--- SHORT EXERCISE ---
Copy out each line that includes the word "JSON".

═══ DATASET EXTRACT

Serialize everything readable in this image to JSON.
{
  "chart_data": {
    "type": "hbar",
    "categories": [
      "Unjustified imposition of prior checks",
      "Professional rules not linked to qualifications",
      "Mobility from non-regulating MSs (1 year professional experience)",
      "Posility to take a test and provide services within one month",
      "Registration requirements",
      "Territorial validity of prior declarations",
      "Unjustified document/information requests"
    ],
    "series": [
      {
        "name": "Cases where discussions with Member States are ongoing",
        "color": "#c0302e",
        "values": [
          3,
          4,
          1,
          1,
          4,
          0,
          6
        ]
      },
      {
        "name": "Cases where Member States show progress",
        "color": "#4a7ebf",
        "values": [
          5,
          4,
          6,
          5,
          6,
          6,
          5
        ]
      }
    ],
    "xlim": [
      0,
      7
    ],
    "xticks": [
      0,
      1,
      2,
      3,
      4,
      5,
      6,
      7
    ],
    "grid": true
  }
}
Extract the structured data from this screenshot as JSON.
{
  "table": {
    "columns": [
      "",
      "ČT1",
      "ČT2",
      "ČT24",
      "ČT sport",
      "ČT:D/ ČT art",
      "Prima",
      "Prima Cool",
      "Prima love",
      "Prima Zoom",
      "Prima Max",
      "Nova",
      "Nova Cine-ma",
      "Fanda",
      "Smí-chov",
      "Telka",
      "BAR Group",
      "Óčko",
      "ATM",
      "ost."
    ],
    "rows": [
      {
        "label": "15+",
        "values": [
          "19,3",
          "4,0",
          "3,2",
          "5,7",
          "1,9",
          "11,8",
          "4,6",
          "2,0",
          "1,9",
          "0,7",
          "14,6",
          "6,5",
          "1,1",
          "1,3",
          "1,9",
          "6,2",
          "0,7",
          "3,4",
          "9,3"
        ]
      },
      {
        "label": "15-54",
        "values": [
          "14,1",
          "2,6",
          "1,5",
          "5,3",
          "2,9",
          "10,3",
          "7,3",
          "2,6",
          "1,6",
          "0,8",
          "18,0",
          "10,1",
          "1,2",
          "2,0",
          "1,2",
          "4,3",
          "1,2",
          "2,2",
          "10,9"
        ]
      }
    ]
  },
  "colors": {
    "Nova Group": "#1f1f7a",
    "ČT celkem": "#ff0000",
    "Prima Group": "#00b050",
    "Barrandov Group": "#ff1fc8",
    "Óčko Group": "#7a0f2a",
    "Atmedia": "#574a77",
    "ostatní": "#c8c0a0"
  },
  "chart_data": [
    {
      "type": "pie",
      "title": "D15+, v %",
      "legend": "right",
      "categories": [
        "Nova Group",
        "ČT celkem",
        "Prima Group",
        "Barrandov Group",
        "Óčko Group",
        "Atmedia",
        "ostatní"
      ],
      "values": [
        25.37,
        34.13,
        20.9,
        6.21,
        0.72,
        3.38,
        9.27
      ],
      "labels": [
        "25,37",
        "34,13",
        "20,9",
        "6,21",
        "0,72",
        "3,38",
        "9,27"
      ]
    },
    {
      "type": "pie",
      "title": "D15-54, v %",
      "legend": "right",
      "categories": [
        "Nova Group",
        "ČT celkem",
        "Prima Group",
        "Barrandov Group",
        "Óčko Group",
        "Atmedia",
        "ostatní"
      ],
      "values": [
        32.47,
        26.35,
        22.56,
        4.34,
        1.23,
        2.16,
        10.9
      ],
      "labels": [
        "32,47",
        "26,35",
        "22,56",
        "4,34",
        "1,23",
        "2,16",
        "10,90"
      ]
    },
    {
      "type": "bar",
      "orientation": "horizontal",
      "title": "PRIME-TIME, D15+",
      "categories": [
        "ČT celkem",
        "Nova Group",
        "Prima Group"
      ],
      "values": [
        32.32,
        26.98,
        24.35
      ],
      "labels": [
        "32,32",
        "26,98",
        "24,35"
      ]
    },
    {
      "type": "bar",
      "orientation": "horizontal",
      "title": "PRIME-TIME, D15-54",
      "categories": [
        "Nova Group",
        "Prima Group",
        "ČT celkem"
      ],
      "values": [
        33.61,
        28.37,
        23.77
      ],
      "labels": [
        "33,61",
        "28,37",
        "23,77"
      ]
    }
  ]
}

══════

--- ANSWER FOR THIS EXERCISE ---
Serialize everything readable in this image to JSON.
Extract the structured data from this screenshot as JSON.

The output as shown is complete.